## Work required
In the data that follows, count each line holding the string "USSR"; answer with the number only.

## Provided data
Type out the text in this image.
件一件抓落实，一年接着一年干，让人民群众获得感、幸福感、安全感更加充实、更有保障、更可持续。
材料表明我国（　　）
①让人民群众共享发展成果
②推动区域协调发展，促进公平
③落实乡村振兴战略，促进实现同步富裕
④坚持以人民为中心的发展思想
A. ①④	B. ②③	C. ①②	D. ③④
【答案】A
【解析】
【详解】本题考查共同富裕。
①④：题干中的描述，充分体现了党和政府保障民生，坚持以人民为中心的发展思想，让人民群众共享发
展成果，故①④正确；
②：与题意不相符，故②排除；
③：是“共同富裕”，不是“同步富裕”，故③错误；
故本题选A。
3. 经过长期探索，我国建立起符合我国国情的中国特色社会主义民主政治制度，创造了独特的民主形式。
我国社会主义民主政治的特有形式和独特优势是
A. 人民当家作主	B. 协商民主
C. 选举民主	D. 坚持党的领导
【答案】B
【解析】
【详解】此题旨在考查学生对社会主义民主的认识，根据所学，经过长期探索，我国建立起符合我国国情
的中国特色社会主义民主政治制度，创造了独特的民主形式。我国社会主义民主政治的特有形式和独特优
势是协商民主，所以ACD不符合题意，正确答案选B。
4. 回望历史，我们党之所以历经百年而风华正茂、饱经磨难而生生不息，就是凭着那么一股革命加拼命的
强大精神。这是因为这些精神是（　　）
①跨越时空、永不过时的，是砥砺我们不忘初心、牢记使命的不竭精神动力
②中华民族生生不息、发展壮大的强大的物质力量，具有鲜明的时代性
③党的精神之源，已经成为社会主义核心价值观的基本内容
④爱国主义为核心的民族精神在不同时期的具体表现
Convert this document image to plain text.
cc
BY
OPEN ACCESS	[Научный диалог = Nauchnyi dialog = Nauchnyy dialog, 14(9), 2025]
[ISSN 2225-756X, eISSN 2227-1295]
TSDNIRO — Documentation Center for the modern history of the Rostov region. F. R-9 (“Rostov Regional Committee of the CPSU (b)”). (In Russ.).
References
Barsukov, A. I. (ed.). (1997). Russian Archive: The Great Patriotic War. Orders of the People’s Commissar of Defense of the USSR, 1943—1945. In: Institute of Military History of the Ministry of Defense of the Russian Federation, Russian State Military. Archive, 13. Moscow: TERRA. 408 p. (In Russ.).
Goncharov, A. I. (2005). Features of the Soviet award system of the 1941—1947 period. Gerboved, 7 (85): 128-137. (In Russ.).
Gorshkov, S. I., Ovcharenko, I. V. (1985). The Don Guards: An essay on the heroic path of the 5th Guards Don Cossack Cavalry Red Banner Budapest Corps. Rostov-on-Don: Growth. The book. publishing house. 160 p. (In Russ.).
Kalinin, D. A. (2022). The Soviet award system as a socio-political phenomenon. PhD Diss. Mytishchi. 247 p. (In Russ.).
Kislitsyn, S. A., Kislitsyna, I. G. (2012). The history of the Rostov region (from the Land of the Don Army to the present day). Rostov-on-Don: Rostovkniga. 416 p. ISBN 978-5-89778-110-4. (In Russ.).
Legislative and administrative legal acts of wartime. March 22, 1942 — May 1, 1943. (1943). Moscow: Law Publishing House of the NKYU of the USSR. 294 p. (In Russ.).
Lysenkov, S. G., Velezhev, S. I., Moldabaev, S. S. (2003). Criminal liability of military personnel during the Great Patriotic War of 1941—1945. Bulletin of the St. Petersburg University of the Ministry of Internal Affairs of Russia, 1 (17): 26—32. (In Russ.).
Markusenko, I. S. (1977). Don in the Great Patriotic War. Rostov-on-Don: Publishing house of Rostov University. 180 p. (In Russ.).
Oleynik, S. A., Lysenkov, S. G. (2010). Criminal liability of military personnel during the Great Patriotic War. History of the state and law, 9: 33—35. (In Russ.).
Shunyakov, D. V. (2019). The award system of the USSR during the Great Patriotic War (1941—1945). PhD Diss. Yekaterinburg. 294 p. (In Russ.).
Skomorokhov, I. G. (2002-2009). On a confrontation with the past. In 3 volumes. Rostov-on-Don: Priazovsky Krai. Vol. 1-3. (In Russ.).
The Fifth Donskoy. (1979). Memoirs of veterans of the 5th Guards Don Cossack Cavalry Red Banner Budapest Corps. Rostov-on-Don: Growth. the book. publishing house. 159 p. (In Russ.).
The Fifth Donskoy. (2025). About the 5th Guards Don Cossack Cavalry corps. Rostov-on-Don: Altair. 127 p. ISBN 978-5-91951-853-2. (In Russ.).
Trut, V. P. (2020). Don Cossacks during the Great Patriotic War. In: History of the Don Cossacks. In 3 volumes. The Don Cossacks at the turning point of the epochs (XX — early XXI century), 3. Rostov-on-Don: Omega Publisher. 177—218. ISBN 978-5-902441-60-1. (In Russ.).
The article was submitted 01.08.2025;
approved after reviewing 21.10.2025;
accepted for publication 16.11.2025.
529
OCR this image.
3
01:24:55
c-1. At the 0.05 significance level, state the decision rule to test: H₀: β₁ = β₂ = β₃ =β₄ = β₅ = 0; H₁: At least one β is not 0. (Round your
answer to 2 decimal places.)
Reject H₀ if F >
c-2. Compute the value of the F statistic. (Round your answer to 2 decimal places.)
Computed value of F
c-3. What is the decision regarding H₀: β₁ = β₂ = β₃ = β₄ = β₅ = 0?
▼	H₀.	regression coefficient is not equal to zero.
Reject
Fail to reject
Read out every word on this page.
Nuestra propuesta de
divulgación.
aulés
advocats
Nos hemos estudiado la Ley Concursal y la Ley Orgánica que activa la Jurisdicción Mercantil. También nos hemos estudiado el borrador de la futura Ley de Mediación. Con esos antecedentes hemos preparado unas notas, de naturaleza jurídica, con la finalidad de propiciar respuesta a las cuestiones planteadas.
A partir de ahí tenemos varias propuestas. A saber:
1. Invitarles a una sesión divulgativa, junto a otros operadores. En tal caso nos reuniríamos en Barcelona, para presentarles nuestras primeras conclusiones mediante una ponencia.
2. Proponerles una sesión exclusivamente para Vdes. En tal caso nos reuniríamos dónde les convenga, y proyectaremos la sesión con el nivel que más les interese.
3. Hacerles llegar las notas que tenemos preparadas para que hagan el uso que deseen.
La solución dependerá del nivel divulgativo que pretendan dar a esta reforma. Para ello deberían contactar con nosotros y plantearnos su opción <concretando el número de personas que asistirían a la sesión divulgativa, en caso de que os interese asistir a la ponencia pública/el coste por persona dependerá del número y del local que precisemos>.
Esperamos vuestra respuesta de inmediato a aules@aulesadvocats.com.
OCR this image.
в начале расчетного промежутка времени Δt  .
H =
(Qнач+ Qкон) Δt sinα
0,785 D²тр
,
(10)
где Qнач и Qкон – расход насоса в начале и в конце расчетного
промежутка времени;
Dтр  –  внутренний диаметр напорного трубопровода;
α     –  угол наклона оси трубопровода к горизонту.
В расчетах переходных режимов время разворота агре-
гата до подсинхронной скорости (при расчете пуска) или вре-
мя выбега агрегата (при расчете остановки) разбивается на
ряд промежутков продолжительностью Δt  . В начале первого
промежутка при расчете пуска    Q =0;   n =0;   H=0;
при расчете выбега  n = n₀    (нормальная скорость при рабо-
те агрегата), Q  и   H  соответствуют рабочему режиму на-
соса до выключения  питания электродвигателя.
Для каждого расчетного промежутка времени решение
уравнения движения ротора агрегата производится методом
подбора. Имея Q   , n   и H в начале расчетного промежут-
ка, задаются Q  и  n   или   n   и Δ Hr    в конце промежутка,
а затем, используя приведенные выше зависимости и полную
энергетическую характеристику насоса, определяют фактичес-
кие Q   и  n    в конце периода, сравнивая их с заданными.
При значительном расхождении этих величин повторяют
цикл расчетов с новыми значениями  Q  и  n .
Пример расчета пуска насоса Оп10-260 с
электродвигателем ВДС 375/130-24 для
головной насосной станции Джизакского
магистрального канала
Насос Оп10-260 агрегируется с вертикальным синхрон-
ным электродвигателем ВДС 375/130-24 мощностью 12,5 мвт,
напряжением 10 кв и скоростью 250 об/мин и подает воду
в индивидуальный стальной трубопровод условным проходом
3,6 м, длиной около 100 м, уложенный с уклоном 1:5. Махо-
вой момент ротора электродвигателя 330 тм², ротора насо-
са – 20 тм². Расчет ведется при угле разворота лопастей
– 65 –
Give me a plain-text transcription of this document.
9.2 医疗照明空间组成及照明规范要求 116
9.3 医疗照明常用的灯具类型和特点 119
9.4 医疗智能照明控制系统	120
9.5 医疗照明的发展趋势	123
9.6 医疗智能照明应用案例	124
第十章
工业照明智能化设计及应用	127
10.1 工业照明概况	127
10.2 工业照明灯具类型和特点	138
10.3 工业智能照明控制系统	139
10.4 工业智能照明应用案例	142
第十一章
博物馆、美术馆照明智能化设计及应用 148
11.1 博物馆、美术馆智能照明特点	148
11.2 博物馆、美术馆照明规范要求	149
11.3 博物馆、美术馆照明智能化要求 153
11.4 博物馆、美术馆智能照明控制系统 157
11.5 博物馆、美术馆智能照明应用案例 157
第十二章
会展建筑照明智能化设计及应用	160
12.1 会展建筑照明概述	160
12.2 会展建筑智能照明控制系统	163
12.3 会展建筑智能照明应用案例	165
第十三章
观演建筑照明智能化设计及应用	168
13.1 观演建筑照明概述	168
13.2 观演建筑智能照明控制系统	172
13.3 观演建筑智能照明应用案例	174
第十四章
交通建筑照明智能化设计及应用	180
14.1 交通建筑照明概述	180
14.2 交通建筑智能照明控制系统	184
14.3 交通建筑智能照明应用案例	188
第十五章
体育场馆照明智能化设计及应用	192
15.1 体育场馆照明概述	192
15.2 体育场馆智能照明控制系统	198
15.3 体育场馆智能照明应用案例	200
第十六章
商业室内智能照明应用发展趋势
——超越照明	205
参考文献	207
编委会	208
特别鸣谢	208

## Finished exercise
3